Box coordinate listings

◆ ◆ ◆ ◆

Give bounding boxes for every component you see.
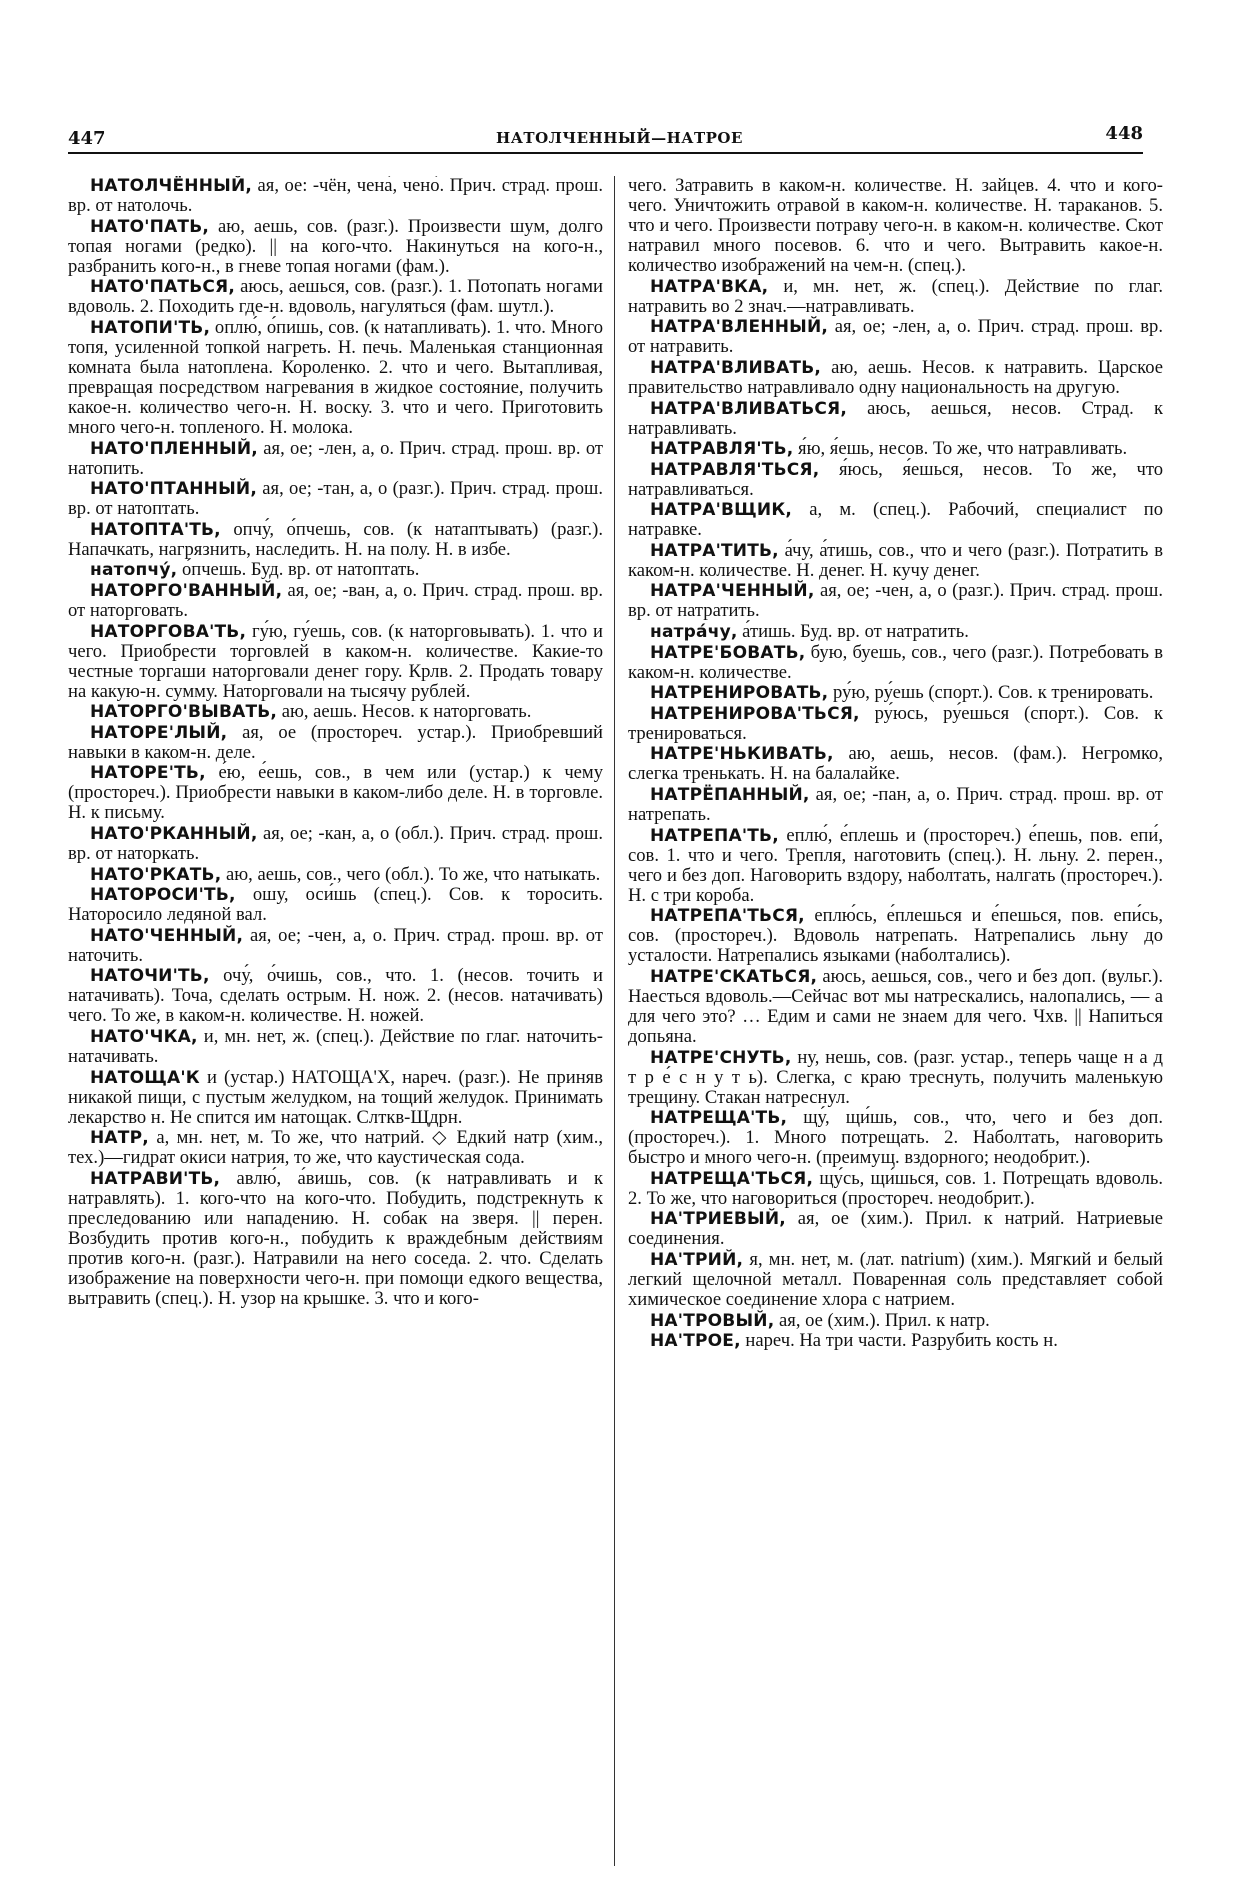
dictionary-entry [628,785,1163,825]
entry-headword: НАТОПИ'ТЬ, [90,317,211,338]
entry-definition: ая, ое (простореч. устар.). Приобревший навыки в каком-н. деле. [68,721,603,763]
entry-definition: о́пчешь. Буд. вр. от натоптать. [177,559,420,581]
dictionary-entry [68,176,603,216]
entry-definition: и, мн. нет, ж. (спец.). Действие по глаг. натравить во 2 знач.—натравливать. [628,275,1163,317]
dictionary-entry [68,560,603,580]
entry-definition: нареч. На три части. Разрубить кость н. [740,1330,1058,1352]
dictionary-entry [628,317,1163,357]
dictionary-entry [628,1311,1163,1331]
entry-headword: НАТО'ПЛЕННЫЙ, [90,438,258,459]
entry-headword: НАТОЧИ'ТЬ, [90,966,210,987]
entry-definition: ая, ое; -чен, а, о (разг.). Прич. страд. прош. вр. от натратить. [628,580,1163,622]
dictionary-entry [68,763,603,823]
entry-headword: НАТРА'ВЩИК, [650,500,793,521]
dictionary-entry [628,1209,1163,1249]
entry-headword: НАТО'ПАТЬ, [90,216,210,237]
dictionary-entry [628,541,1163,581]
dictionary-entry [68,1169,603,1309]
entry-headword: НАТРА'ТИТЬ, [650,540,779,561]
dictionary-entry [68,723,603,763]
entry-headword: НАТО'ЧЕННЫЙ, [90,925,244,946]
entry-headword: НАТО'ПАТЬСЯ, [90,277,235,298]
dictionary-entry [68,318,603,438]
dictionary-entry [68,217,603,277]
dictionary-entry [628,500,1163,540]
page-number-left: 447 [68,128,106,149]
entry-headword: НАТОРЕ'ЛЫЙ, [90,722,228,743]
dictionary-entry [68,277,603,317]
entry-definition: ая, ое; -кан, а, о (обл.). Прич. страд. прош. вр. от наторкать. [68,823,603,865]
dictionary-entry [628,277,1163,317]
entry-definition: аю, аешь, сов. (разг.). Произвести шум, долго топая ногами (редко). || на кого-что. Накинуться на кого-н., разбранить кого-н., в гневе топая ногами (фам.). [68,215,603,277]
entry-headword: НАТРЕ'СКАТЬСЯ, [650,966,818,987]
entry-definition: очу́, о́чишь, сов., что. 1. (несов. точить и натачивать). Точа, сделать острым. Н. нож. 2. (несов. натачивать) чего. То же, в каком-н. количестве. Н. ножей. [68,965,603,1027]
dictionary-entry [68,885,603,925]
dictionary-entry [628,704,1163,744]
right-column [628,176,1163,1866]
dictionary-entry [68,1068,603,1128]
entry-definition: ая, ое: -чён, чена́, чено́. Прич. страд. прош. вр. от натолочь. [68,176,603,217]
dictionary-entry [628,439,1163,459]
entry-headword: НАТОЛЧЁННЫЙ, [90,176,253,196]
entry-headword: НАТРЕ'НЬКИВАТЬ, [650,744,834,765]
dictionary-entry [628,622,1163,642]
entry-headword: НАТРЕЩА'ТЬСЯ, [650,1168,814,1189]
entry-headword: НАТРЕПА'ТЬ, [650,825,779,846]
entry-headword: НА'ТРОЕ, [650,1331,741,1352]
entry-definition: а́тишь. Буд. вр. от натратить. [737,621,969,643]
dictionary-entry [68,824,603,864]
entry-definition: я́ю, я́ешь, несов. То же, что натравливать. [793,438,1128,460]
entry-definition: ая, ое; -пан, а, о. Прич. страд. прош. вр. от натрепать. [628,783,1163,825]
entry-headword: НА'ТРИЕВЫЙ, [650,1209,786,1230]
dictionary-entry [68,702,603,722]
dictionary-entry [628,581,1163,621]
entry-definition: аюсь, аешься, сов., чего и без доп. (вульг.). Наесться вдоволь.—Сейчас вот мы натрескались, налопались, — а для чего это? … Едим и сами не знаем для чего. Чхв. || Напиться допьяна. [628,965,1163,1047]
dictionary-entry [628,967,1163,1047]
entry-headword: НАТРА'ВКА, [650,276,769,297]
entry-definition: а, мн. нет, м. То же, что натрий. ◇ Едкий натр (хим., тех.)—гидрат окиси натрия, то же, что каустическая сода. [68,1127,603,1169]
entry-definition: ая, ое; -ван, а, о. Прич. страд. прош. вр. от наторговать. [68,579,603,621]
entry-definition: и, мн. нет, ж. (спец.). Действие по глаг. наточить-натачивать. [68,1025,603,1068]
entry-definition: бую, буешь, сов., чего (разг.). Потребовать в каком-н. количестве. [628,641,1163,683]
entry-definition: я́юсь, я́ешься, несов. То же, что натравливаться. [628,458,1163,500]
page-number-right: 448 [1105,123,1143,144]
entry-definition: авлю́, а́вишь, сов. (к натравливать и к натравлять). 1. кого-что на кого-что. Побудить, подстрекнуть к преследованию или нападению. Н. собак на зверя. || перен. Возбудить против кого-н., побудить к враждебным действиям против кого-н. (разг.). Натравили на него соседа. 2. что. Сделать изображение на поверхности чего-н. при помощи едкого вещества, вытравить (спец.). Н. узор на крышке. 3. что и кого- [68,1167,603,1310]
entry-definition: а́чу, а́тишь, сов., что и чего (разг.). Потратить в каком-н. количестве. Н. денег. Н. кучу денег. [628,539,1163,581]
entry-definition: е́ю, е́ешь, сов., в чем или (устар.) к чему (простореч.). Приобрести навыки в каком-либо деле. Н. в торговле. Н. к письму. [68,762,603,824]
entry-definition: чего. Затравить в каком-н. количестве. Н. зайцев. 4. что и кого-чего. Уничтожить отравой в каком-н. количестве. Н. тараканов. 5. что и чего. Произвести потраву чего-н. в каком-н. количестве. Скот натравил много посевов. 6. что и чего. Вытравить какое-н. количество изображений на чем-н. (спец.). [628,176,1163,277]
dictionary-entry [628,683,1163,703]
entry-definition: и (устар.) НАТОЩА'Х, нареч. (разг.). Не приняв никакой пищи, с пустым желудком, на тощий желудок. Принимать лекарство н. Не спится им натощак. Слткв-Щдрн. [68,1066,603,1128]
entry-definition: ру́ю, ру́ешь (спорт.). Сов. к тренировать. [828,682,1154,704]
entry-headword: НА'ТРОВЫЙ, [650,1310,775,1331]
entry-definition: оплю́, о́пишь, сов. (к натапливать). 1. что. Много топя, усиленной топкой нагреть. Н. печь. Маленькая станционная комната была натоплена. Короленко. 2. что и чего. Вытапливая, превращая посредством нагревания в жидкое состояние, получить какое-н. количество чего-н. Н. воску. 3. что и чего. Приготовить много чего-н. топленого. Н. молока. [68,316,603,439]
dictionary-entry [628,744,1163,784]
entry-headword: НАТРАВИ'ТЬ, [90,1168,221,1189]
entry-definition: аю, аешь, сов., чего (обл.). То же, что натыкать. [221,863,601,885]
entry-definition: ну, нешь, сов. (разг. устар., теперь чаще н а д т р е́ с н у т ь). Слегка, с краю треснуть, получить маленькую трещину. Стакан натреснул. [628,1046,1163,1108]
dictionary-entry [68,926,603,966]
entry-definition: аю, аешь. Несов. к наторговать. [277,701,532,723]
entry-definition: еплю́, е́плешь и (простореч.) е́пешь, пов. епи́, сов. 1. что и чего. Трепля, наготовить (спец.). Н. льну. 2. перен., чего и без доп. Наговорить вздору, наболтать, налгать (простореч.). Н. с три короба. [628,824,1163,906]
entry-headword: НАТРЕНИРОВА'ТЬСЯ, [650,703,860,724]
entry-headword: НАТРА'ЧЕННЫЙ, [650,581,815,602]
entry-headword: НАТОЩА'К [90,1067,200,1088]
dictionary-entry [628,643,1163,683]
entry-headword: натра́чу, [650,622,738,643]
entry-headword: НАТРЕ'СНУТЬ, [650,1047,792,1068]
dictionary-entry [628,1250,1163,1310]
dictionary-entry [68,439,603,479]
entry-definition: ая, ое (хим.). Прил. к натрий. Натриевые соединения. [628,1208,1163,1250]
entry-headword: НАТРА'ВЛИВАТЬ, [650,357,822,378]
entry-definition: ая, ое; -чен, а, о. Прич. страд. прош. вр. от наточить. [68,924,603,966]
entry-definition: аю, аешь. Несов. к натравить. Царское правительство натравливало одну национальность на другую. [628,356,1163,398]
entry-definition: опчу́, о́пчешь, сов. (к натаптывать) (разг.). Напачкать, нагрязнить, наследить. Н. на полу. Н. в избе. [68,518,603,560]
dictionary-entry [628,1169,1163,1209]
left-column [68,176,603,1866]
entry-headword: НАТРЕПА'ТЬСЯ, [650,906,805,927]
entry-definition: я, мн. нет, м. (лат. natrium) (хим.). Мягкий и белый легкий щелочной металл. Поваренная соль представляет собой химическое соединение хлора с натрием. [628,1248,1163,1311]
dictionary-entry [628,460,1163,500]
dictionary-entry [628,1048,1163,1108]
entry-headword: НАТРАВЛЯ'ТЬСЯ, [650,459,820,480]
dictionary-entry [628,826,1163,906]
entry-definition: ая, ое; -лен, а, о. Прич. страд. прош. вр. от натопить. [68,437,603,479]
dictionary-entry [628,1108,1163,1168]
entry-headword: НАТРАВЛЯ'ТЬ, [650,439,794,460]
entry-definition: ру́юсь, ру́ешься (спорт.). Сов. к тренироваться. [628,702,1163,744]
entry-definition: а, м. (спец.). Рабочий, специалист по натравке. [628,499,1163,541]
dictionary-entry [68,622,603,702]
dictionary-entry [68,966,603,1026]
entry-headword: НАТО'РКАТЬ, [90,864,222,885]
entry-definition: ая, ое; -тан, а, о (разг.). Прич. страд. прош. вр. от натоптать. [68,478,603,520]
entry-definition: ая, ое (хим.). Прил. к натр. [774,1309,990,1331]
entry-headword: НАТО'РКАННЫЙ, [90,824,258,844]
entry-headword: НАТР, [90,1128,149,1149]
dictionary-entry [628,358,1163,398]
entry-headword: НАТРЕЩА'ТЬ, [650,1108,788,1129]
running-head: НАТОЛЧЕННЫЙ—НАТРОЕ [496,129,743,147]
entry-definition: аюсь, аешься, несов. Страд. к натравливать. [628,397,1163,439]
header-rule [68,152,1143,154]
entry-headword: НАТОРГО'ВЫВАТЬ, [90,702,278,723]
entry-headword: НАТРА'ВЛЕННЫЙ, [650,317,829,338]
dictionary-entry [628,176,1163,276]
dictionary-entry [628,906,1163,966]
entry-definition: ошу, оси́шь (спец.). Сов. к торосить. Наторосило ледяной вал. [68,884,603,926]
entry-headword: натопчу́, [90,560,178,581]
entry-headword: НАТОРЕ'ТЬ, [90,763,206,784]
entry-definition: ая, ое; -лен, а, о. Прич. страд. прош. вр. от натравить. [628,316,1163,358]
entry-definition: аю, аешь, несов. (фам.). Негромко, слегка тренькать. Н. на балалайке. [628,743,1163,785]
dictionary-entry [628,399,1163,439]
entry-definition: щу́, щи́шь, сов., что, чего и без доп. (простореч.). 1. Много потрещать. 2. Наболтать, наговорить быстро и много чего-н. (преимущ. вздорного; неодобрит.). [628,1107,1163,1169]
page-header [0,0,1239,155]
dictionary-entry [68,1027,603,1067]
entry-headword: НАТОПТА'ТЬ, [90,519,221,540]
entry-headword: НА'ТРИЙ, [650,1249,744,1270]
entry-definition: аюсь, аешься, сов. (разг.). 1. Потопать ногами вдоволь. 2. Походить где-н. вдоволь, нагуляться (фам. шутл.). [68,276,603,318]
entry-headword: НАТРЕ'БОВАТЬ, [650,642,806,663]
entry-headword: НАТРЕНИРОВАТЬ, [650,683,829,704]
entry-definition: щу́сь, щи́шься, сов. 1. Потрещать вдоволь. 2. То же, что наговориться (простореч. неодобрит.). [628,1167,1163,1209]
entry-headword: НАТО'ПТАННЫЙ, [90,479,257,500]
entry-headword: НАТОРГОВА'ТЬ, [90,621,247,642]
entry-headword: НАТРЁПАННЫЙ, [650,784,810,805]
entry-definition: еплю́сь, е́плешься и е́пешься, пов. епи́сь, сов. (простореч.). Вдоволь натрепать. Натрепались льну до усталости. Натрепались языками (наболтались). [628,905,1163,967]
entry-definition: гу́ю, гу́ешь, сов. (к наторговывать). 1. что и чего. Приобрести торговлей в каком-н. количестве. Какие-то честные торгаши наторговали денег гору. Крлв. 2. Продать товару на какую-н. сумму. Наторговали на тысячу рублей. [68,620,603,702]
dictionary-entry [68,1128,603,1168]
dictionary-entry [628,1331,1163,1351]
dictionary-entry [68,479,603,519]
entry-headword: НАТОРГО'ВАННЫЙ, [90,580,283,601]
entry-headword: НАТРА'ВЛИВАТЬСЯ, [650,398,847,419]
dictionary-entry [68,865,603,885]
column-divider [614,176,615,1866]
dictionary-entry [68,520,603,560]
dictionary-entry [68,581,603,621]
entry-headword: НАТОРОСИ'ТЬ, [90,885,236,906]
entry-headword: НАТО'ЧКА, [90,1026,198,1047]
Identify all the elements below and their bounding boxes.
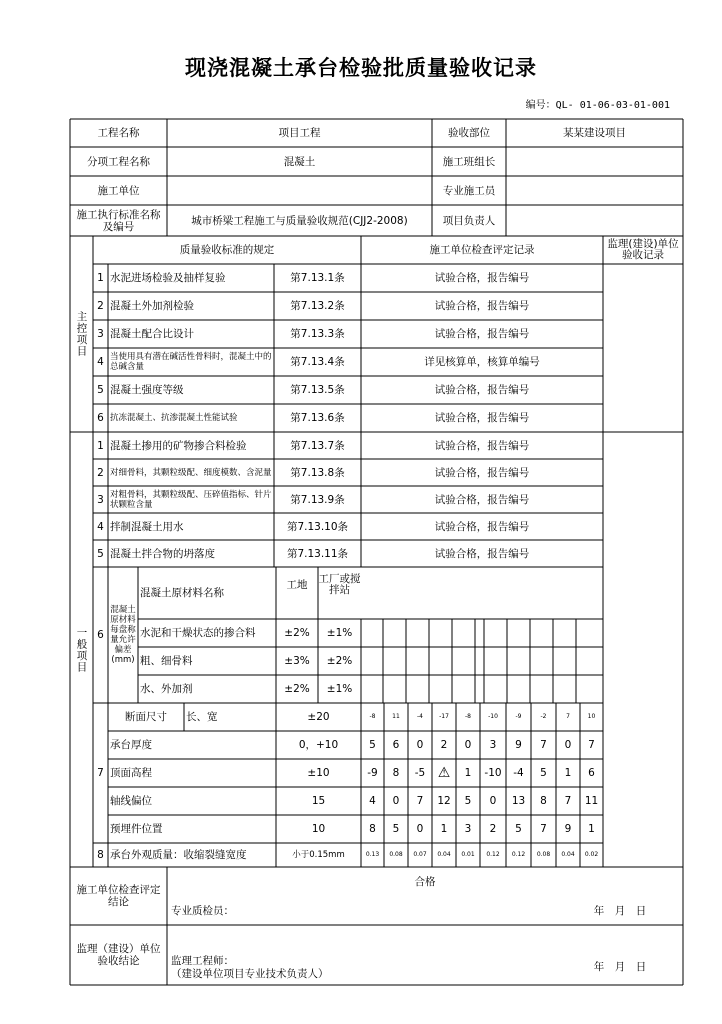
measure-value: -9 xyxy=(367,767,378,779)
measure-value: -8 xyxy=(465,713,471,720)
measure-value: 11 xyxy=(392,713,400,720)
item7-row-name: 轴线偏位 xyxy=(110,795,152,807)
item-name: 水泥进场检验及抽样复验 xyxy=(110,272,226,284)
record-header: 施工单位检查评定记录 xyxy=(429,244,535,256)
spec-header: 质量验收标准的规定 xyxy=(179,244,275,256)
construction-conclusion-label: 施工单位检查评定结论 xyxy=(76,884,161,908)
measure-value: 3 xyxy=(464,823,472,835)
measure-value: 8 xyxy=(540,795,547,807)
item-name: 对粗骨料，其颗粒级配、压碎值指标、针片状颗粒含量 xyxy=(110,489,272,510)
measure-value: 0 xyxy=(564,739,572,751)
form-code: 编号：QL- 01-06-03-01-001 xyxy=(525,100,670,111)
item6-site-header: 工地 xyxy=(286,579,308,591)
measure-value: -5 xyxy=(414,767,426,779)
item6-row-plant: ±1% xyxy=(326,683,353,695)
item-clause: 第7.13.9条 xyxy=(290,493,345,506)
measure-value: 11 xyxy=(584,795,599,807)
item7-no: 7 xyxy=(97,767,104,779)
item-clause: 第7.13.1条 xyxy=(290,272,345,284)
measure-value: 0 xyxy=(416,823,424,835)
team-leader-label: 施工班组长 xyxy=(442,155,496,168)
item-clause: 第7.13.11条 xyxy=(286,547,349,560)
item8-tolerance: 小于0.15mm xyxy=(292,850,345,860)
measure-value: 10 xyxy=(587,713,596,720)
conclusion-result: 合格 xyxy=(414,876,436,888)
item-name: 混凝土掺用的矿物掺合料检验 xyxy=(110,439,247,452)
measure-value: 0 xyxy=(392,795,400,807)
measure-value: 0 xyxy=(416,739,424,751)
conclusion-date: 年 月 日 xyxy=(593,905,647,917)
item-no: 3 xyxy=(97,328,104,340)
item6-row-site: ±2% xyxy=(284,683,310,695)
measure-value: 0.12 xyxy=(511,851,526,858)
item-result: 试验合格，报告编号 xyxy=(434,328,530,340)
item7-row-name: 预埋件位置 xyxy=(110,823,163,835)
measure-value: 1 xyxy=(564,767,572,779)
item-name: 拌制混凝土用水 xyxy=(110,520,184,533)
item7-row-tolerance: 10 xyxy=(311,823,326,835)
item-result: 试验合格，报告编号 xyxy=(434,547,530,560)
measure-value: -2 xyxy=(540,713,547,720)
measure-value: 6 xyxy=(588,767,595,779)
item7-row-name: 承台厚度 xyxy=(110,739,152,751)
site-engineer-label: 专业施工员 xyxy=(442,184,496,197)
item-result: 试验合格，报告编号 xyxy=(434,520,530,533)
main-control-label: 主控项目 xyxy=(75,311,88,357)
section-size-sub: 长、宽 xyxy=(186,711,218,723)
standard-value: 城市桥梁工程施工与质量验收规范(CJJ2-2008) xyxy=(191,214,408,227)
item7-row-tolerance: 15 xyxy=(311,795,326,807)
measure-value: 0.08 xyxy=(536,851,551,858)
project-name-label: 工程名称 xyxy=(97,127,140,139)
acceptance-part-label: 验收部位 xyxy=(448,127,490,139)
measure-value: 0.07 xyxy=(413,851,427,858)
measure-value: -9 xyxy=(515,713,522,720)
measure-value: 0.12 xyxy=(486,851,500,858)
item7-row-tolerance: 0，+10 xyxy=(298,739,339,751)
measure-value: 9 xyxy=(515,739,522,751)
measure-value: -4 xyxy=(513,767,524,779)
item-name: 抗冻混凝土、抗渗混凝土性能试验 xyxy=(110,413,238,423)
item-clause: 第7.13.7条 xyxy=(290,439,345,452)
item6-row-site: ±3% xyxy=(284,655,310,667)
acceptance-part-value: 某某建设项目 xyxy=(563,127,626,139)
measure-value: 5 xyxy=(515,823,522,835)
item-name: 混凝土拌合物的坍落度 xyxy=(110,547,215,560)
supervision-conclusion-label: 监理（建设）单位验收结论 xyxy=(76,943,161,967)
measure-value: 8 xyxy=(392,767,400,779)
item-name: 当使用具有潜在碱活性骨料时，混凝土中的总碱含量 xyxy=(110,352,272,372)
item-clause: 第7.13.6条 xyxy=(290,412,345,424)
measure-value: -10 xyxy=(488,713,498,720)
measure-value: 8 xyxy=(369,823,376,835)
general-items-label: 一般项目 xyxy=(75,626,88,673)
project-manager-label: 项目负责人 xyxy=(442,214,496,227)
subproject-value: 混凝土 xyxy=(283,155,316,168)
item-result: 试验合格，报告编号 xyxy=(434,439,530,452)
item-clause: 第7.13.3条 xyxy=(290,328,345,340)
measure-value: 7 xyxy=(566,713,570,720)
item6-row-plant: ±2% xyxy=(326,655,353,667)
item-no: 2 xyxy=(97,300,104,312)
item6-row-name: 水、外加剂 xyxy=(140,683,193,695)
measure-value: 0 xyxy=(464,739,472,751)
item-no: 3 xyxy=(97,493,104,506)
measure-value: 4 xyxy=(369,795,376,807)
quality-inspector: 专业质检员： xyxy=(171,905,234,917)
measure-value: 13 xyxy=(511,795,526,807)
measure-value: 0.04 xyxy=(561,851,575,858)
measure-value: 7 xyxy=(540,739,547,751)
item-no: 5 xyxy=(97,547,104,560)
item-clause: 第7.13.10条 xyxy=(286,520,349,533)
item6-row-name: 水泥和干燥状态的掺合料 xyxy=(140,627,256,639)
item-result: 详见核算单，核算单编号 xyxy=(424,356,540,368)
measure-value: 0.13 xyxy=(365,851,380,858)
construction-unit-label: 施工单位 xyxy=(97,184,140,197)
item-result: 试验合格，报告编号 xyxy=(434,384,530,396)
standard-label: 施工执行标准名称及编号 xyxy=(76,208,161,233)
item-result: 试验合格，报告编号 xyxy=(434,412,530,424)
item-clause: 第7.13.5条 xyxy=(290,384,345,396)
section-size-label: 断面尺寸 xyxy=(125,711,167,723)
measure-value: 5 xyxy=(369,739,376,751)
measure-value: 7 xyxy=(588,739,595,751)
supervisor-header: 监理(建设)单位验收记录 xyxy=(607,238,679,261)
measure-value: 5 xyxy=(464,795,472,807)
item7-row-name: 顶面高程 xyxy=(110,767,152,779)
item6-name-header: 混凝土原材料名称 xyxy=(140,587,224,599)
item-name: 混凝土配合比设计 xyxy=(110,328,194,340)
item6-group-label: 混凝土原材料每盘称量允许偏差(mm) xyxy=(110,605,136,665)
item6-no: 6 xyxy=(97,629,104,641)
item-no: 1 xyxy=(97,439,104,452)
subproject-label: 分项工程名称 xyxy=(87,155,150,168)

◆ ◆ ◆ ◆

EXERCISE GOAL >> In the material, take everything from the line containing "dictionary-entry [628,785,1163,825]" down to the line containing "entry-definition: аю, аешь, сов. (разг.).", and substitute "headword-label" for every "entry-headword" there. Reproduce only those lines, leaving everything else unchanged.

PROBLEM SOLUTION >>
dictionary-entry [628,785,1163,825]
headword-label: НАТОПИ'ТЬ, [90,317,211,338]
entry-definition: ая, ое (простореч. устар.). Приобревший навыки в каком-н. деле. [68,721,603,763]
entry-definition: о́пчешь. Буд. вр. от натоптать. [177,559,420,581]
dictionary-entry [68,176,603,216]
entry-definition: и, мн. нет, ж. (спец.). Действие по глаг. натравить во 2 знач.—натравливать. [628,275,1163,317]
dictionary-entry [68,560,603,580]
entry-definition: нареч. На три части. Разрубить кость н. [740,1330,1058,1352]
dictionary-entry [628,317,1163,357]
dictionary-entry [628,1311,1163,1331]
headword-label: НАТО'ПЛЕННЫЙ, [90,438,258,459]
headword-label: НАТОЧИ'ТЬ, [90,966,210,987]
entry-definition: ая, ое; -чен, а, о (разг.). Прич. страд. прош. вр. от натратить. [628,580,1163,622]
dictionary-entry [68,763,603,823]
headword-label: НАТРА'ВЩИК, [650,500,793,521]
dictionary-entry [628,1209,1163,1249]
headword-label: НАТО'ПАТЬ, [90,216,210,237]
dictionary-entry [628,541,1163,581]
dictionary-entry [68,1169,603,1309]
headword-label: НАТРА'ТИТЬ, [650,540,779,561]
dictionary-entry [68,723,603,763]
headword-label: НАТО'ЧЕННЫЙ, [90,925,244,946]
headword-label: НАТО'ПАТЬСЯ, [90,277,235,298]
dictionary-entry [68,318,603,438]
dictionary-entry [68,217,603,277]
dictionary-entry [628,500,1163,540]
page-number-left: 447 [68,128,106,149]
headword-label: НАТОРЕ'ЛЫЙ, [90,722,228,743]
dictionary-entry [68,277,603,317]
entry-definition: ая, ое; -кан, а, о (обл.). Прич. страд. прош. вр. от наторкать. [68,823,603,865]
dictionary-entry [628,277,1163,317]
entry-definition: аю, аешь, сов. (разг.). Произвести шум, долго топая ногами (редко). || на кого-что. Накинуться на кого-н., разбранить кого-н., в гневе топая ногами (фам.). [68,215,603,277]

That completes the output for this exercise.